**STATED TASK**
Search the listing below for the string "this" and show each line that contains it.

[Start of DATASET ROWS]

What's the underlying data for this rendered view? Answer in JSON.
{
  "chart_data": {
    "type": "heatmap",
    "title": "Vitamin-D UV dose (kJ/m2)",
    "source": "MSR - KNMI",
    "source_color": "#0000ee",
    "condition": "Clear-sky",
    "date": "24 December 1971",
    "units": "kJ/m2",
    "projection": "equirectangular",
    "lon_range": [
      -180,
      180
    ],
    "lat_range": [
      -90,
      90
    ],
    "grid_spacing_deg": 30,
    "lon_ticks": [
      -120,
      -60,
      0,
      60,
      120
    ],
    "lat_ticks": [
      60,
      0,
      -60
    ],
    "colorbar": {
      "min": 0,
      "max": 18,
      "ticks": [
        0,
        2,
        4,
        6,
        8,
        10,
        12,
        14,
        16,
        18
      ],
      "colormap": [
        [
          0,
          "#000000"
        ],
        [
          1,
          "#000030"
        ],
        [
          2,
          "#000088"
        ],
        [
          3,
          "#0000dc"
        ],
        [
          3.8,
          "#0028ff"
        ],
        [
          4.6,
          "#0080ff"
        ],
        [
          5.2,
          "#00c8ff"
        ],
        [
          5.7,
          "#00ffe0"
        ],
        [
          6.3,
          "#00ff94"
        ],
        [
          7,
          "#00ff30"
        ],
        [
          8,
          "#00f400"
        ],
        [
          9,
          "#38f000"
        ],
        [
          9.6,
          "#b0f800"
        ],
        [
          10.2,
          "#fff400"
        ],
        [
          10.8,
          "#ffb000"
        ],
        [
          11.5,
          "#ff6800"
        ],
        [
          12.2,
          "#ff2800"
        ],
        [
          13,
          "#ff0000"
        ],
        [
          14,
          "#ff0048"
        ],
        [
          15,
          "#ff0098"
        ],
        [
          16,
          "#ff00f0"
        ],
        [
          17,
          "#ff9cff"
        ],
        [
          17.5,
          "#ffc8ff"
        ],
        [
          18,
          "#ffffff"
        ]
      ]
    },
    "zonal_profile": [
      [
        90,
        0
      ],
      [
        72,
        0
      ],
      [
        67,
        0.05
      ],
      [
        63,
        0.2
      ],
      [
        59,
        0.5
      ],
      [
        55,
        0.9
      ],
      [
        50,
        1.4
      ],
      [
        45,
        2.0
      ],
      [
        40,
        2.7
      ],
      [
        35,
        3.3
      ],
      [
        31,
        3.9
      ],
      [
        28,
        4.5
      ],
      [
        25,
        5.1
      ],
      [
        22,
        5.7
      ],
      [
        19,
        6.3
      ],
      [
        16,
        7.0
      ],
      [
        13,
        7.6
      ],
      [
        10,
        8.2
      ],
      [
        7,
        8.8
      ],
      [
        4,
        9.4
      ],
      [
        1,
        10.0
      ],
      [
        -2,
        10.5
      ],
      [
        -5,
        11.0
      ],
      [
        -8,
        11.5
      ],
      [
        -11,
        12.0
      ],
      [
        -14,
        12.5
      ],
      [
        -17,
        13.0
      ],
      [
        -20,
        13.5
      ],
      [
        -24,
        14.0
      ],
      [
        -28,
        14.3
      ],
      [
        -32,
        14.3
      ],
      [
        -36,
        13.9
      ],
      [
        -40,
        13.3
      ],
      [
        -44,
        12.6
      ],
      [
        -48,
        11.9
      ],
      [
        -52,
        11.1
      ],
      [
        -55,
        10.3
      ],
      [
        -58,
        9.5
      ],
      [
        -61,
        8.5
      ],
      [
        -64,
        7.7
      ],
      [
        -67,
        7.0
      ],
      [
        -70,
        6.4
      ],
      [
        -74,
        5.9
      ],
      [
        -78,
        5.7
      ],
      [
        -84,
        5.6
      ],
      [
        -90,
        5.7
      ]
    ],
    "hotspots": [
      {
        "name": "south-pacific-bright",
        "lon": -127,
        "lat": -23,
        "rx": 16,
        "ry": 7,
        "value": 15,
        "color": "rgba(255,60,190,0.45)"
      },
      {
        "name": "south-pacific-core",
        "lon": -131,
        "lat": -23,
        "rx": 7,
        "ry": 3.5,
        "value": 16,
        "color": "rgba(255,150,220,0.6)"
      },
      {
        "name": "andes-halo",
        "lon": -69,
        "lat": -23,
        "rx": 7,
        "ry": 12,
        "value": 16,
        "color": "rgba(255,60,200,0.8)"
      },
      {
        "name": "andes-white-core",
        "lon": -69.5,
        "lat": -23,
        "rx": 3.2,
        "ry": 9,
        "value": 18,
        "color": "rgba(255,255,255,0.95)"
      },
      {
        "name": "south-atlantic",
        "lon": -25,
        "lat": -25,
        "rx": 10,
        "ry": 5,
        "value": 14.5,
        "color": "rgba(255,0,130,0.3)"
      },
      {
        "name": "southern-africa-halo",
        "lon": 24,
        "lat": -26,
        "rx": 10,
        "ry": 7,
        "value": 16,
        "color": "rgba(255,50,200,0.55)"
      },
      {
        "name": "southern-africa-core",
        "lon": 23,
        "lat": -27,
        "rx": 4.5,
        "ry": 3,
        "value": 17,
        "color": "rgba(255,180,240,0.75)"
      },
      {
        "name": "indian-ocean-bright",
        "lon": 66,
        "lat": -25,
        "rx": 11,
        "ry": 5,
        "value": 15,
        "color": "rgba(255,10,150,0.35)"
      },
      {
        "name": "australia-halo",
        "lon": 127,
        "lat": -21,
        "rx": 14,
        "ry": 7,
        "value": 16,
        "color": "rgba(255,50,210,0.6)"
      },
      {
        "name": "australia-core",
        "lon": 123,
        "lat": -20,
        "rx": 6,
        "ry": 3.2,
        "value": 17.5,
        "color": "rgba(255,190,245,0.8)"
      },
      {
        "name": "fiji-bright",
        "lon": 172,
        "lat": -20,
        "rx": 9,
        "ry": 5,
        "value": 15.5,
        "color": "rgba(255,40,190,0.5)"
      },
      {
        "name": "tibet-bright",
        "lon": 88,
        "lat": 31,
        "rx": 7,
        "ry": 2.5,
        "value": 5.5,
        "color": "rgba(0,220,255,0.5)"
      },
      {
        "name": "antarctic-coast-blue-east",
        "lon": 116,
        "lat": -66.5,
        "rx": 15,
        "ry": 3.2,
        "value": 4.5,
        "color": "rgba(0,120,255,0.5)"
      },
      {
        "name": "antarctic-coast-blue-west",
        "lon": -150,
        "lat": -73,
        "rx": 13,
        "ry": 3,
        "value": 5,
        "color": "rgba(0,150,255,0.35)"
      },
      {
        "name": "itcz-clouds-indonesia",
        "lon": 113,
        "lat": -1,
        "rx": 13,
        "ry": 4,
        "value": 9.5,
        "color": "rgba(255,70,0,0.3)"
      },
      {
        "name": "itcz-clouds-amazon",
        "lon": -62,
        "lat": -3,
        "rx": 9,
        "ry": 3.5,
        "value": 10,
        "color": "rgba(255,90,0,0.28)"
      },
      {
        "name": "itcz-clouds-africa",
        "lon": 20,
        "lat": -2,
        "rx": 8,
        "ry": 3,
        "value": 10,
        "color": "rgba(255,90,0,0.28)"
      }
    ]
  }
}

[End of DATASET ROWS]
[Start of DATASET ROWS]

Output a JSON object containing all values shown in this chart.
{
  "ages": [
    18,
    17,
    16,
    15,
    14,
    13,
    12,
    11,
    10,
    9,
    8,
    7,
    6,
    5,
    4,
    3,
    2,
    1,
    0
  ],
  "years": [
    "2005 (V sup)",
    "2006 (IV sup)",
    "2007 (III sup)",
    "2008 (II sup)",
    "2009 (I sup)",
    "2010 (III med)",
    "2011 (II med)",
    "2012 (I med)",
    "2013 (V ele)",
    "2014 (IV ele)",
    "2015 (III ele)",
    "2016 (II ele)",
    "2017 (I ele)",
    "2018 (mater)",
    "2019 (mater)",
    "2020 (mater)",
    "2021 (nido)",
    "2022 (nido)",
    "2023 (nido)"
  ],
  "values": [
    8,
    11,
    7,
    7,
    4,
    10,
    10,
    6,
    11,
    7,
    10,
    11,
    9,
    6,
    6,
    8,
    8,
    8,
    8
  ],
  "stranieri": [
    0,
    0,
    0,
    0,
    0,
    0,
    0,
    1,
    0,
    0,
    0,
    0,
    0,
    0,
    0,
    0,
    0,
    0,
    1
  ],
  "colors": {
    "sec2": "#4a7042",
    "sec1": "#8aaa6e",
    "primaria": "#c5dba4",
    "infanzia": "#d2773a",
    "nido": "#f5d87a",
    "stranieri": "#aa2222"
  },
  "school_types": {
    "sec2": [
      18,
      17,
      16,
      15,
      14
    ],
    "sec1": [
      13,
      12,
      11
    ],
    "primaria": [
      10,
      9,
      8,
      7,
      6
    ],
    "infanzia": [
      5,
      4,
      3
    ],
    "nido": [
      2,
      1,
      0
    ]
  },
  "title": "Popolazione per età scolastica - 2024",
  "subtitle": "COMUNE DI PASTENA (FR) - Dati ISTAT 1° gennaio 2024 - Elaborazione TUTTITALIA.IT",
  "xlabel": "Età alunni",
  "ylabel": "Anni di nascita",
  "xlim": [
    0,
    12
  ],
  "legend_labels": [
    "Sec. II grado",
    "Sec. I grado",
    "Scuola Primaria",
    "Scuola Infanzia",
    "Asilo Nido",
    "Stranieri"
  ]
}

[End of DATASET ROWS]
[Start of DATASET ROWS]

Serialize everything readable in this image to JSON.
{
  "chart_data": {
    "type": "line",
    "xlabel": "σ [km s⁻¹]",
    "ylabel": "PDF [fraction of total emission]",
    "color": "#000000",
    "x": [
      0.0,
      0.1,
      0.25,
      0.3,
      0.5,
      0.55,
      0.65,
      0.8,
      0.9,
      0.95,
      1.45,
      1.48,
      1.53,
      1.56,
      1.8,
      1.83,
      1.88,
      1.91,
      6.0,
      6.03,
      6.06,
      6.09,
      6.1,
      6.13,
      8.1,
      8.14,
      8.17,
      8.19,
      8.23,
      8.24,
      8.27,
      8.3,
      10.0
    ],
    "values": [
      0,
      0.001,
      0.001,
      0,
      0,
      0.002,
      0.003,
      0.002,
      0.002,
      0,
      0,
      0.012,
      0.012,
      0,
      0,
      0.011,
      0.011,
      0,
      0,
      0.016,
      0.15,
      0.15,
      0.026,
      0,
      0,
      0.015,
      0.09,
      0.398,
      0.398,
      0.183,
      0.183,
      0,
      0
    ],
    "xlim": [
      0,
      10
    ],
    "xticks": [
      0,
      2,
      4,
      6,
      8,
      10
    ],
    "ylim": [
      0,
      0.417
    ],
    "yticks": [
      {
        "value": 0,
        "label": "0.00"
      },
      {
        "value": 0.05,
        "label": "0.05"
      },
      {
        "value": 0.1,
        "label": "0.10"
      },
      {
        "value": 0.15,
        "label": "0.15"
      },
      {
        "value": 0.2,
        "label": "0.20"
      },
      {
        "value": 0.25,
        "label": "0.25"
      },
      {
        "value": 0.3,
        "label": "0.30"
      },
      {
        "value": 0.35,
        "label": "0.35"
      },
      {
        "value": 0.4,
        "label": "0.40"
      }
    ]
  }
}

[End of DATASET ROWS]

**EXPECTED ANSWER**
What's the underlying data for this rendered view? Answer in JSON.
Output a JSON object containing all values shown in this chart.
Serialize everything readable in this image to JSON.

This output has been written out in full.